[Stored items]
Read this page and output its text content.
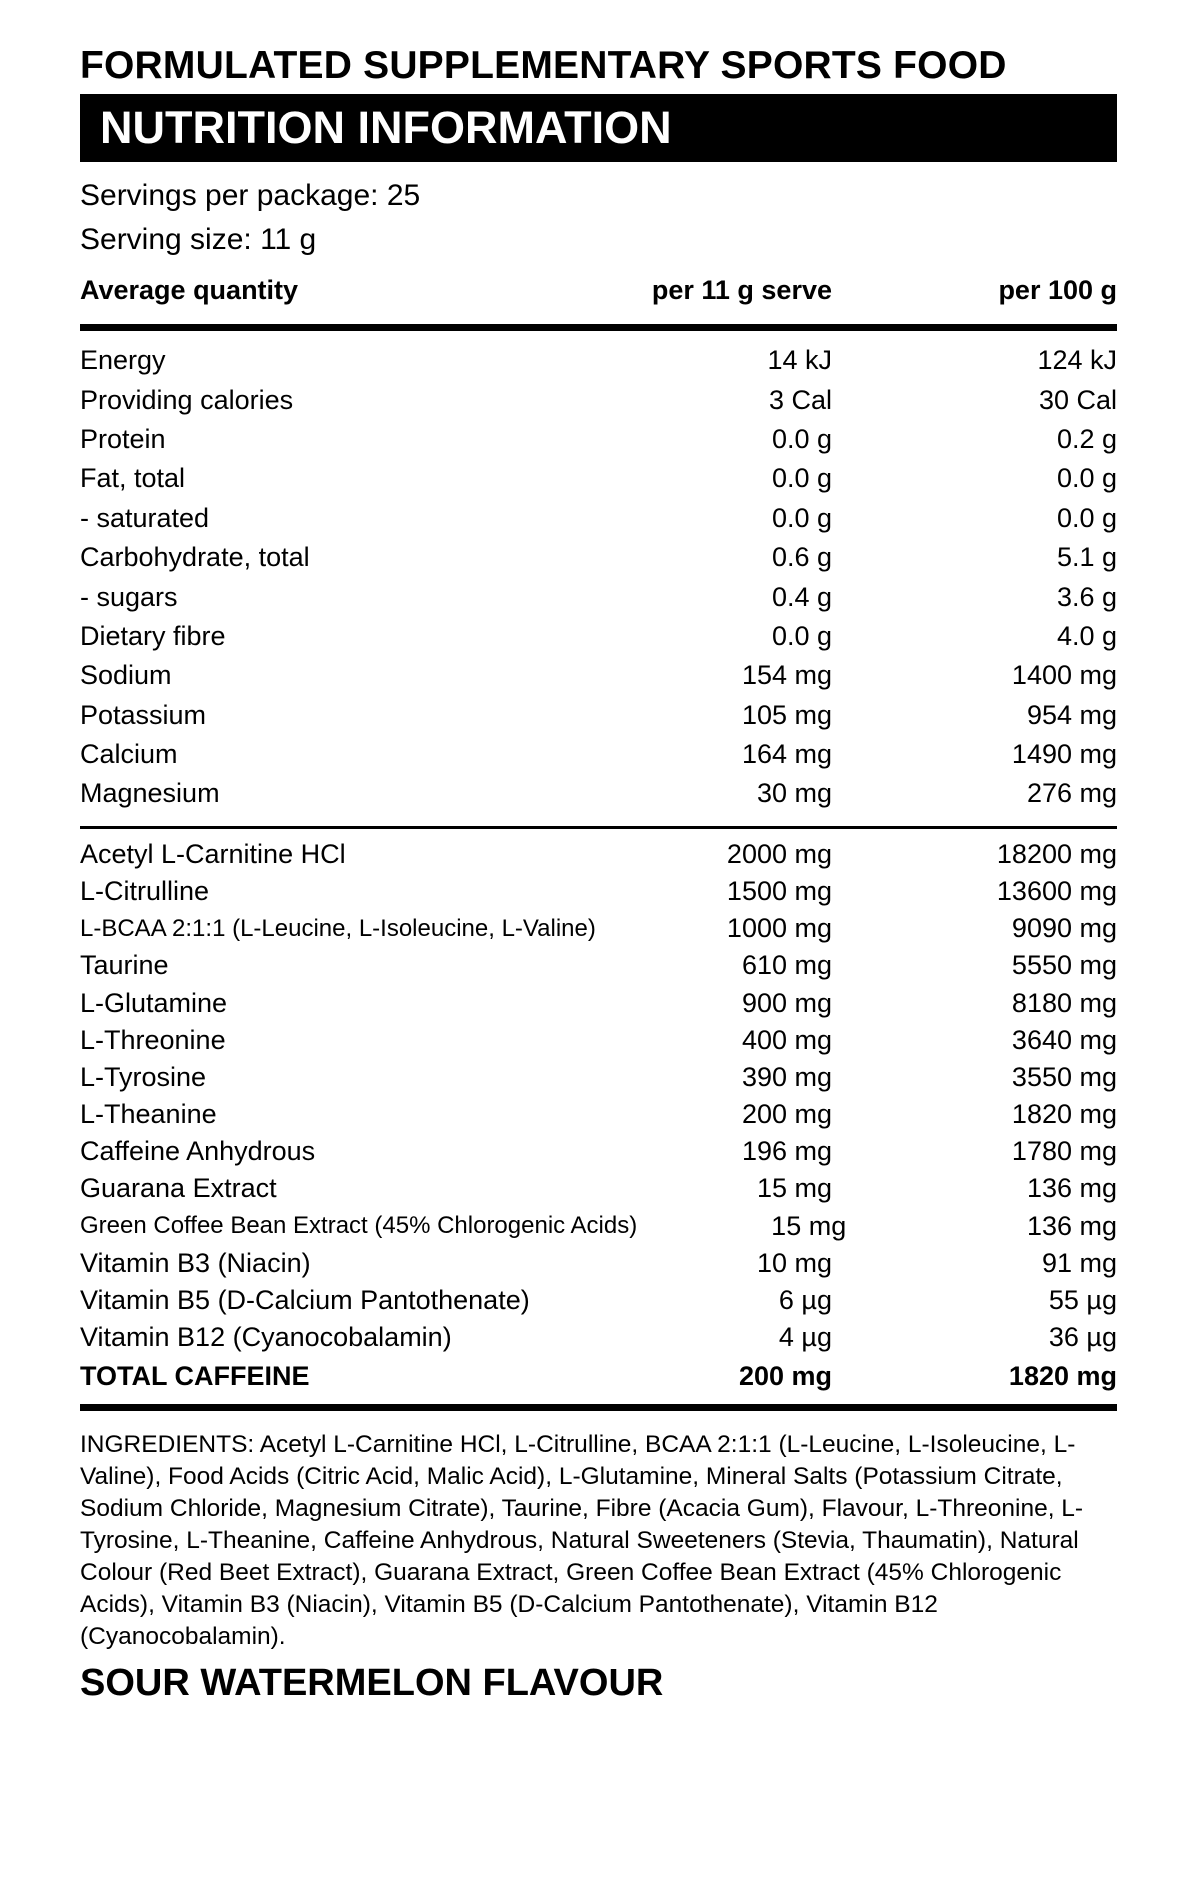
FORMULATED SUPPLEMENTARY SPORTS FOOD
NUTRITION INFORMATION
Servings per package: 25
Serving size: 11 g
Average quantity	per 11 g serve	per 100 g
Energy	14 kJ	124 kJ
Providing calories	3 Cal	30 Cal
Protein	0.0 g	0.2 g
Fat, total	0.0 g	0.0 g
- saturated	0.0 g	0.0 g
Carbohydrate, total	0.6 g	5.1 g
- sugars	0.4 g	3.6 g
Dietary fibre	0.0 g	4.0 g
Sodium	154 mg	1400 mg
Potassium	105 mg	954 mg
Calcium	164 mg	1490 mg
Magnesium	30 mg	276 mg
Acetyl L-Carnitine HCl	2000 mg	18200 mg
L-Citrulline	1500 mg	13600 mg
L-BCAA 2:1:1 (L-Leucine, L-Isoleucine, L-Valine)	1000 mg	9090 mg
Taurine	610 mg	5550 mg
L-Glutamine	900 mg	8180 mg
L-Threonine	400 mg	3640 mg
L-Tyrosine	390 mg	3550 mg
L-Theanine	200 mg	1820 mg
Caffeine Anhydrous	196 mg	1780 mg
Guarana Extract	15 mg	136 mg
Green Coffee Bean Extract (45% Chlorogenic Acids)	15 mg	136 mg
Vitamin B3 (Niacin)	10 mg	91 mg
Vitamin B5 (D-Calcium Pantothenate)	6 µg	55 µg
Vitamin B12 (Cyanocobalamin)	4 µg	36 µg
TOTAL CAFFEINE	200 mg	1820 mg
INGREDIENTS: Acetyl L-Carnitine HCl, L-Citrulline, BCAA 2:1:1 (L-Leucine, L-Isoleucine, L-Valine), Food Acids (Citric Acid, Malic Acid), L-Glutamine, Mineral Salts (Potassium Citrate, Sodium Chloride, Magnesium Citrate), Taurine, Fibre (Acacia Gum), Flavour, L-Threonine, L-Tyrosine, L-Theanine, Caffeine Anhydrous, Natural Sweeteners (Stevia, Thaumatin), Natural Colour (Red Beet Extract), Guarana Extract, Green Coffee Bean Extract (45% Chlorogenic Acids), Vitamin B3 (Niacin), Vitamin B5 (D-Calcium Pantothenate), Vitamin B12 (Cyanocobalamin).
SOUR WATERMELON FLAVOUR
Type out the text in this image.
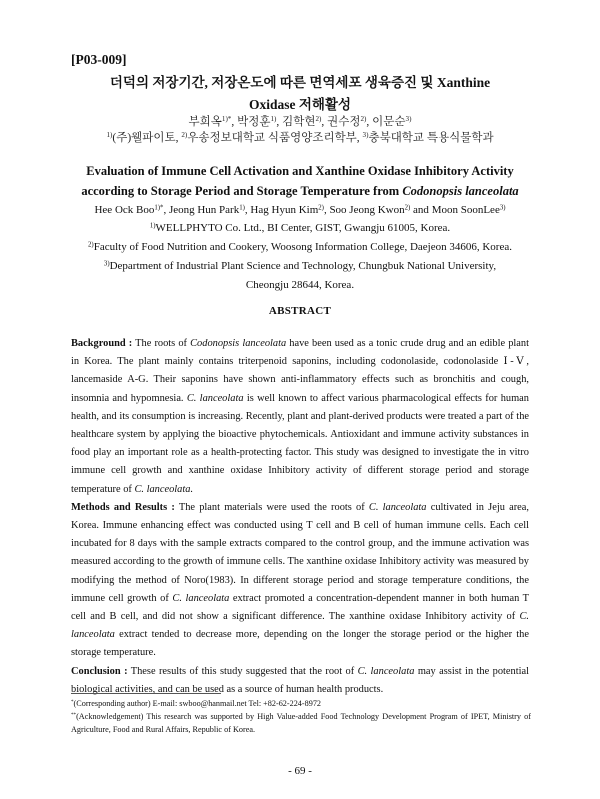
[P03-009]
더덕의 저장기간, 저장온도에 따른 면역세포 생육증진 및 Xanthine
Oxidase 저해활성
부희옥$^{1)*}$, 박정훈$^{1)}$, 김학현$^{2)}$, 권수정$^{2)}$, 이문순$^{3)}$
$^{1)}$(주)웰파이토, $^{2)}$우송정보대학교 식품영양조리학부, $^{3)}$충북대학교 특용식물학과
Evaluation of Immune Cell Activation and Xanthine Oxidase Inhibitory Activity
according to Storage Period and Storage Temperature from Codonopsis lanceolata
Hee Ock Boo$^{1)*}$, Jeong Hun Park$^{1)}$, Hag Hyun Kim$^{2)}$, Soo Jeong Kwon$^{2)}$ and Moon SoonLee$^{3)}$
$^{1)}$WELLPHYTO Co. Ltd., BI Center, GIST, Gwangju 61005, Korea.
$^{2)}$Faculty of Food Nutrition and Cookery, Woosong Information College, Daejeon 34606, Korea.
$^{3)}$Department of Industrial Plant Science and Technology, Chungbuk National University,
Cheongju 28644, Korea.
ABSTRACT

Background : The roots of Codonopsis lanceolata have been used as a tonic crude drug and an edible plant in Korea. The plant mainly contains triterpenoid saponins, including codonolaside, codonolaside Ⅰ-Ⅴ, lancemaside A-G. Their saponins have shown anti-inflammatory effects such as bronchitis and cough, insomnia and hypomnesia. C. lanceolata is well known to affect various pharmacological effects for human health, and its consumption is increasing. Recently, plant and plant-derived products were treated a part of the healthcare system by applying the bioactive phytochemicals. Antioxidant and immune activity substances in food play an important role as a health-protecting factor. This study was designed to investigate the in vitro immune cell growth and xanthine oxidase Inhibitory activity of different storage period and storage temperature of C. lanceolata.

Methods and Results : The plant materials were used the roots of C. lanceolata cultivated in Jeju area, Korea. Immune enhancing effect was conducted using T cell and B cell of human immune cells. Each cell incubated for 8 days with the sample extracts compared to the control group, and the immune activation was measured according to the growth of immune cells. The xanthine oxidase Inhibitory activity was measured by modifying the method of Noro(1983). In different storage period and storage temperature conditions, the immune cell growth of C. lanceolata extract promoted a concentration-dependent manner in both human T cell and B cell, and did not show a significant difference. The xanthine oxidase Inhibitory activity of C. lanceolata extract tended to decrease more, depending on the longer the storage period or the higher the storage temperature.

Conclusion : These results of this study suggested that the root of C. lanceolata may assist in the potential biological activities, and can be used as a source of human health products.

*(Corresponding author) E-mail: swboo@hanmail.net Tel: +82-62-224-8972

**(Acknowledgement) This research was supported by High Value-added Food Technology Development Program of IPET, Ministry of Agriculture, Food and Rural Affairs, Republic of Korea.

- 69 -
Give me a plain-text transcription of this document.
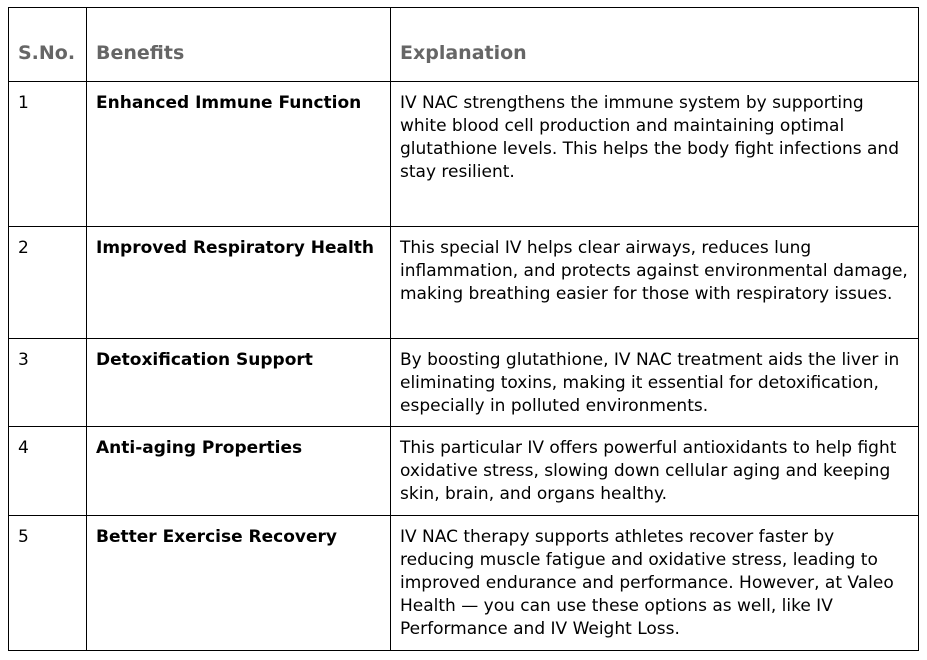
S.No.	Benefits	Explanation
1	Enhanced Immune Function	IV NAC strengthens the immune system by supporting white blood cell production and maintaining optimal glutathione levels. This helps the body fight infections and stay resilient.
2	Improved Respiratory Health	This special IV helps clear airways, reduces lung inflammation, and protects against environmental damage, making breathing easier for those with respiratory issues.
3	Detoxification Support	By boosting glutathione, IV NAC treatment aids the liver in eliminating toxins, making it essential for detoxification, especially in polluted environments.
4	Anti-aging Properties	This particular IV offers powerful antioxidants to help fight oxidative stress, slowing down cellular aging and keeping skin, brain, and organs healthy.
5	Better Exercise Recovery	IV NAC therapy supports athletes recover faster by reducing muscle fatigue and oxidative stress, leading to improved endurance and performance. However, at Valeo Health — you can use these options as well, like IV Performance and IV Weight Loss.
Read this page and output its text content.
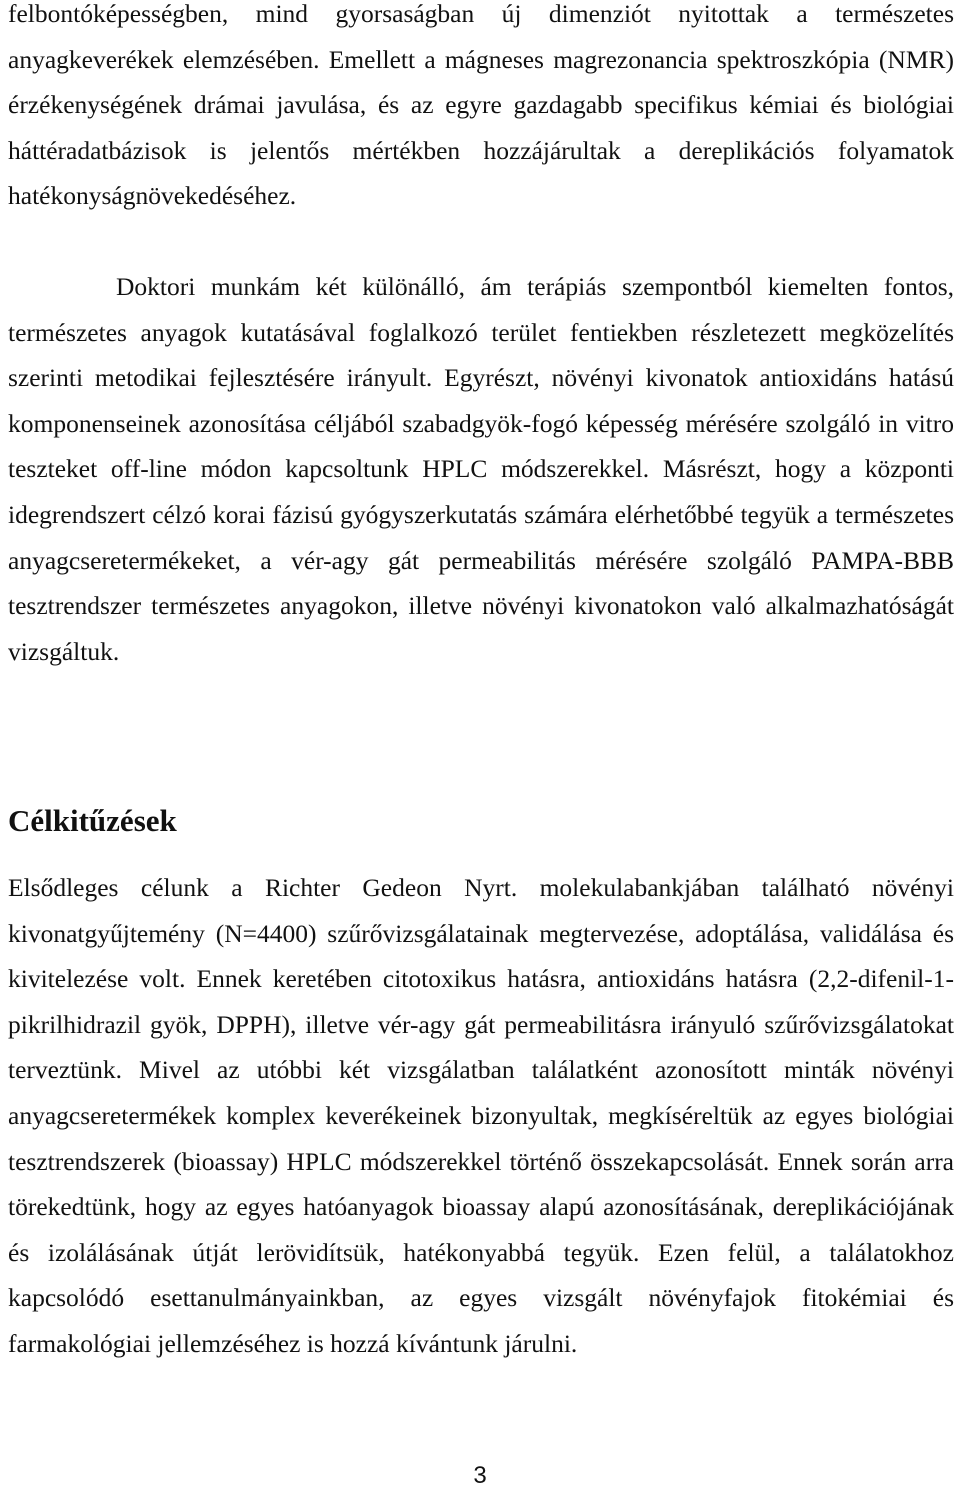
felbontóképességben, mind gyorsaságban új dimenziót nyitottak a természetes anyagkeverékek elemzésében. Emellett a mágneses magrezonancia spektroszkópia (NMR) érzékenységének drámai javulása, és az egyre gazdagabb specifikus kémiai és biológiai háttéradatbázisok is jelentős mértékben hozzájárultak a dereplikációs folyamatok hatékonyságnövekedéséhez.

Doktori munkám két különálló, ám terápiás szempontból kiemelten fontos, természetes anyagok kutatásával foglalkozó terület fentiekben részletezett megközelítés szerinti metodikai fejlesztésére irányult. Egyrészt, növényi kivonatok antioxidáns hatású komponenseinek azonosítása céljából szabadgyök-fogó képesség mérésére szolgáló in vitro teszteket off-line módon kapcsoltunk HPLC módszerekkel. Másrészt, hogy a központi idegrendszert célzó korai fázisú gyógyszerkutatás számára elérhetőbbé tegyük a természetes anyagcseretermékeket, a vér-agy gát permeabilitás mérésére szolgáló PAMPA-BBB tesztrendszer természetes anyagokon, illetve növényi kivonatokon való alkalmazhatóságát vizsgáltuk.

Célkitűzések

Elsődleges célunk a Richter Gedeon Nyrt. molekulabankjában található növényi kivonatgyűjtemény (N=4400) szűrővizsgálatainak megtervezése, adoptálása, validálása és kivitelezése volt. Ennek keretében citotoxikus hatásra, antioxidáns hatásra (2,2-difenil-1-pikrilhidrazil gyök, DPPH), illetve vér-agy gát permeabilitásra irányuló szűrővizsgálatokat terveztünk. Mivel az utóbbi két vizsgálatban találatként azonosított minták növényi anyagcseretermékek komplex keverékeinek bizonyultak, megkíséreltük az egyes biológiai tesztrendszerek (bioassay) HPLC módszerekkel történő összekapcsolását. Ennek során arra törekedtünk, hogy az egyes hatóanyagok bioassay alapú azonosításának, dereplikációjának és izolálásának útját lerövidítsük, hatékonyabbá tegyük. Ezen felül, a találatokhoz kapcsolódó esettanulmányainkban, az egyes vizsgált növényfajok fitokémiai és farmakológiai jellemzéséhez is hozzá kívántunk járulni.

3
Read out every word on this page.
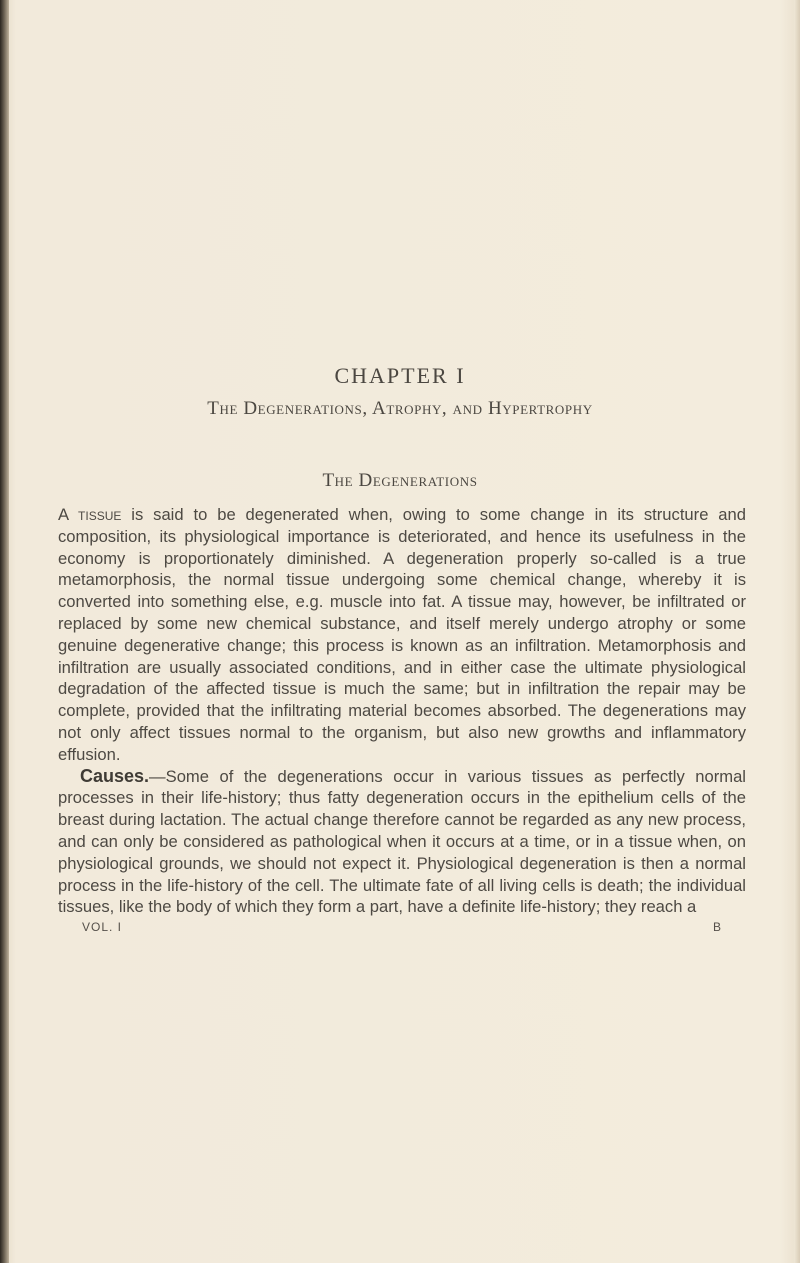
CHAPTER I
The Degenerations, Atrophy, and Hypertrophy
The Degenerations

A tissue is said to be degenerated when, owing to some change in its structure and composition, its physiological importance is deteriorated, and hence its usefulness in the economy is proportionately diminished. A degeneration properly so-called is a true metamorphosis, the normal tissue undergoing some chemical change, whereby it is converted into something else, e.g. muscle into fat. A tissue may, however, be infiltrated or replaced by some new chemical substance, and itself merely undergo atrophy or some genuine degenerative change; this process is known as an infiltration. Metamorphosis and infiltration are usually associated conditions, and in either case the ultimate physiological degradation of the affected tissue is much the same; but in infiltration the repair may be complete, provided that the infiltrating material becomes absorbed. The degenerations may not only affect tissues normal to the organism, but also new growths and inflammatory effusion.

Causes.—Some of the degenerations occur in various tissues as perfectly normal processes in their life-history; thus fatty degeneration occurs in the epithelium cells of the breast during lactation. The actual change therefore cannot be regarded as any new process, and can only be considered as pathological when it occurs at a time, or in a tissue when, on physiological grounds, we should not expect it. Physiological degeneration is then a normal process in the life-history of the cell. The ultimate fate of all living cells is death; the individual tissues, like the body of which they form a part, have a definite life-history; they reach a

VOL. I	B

> _Exercise requirements_
Using the entries above, find all lines with "helps". Copy them.

> _Completed exercise_
1	Enhanced Immune Function	IV NAC strengthens the immune system by supporting white blood cell production and maintaining optimal glutathione levels. This helps the body fight infections and stay resilient.
2	Improved Respiratory Health	This special IV helps clear airways, reduces lung inflammation, and protects against environmental damage, making breathing easier for those with respiratory issues.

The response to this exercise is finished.